- Requirement -
Each entry must be reproduced precisely as it stands.

··· Supplied information ···

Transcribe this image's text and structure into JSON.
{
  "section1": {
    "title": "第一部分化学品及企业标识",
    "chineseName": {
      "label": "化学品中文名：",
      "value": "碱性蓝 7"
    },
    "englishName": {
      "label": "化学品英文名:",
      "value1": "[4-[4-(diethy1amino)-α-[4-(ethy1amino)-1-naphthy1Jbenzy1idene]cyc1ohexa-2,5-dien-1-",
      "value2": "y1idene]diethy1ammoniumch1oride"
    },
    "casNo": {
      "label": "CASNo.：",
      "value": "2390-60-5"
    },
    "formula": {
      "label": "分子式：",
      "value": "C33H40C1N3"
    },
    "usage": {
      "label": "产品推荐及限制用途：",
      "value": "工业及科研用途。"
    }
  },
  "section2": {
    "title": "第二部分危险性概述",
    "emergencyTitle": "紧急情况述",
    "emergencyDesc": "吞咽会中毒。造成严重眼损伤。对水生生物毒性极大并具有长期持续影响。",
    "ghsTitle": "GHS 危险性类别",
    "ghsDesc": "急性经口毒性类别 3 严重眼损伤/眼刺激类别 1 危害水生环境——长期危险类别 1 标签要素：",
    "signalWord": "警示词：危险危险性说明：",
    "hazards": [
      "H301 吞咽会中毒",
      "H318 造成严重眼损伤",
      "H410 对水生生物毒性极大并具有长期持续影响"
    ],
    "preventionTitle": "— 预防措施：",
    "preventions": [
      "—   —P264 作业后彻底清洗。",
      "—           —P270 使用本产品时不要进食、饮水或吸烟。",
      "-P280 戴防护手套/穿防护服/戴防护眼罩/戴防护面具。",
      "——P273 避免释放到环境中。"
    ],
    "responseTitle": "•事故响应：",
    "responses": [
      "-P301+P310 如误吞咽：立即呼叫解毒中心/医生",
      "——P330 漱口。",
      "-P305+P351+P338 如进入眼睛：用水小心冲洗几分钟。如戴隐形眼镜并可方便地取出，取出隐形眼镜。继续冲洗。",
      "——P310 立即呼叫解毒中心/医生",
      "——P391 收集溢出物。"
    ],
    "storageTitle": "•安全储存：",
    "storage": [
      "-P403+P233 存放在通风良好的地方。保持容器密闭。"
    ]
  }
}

···

- Problem solution -
Transcribe this image's text and structure into JSON.
{
  "section1": {
    "title": "第一部分化学品及企业标识",
    "chineseName": {
      "label": "化学品中文名：",
      "value": "碱性蓝 7"
    },
    "englishName": {
      "label": "化学品英文名:",
      "value1": "[4-[4-(diethy1amino)-α-[4-(ethy1amino)-1-naphthy1Jbenzy1idene]cyc1ohexa-2,5-dien-1-",
      "value2": "y1idene]diethy1ammoniumch1oride"
    },
    "casNo": {
      "label": "CASNo.：",
      "value": "2390-60-5"
    },
    "formula": {
      "label": "分子式：",
      "value": "C33H40C1N3"
    },
    "usage": {
      "label": "产品推荐及限制用途：",
      "value": "工业及科研用途。"
    }
  },
  "section2": {
    "title": "第二部分危险性概述",
    "emergencyTitle": "紧急情况述",
    "emergencyDesc": "吞咽会中毒。造成严重眼损伤。对水生生物毒性极大并具有长期持续影响。",
    "ghsTitle": "GHS 危险性类别",
    "ghsDesc": "急性经口毒性类别 3 严重眼损伤/眼刺激类别 1 危害水生环境——长期危险类别 1 标签要素：",
    "signalWord": "警示词：危险危险性说明：",
    "hazards": [
      "H301 吞咽会中毒",
      "H318 造成严重眼损伤",
      "H410 对水生生物毒性极大并具有长期持续影响"
    ],
    "preventionTitle": "— 预防措施：",
    "preventions": [
      "—   —P264 作业后彻底清洗。",
      "—           —P270 使用本产品时不要进食、饮水或吸烟。",
      "-P280 戴防护手套/穿防护服/戴防护眼罩/戴防护面具。",
      "——P273 避免释放到环境中。"
    ],
    "responseTitle": "•事故响应：",
    "responses": [
      "-P301+P310 如误吞咽：立即呼叫解毒中心/医生",
      "——P330 漱口。",
      "-P305+P351+P338 如进入眼睛：用水小心冲洗几分钟。如戴隐形眼镜并可方便地取出，取出隐形眼镜。继续冲洗。",
      "——P310 立即呼叫解毒中心/医生",
      "——P391 收集溢出物。"
    ],
    "storageTitle": "•安全储存：",
    "storage": [
      "-P403+P233 存放在通风良好的地方。保持容器密闭。"
    ]
  }
}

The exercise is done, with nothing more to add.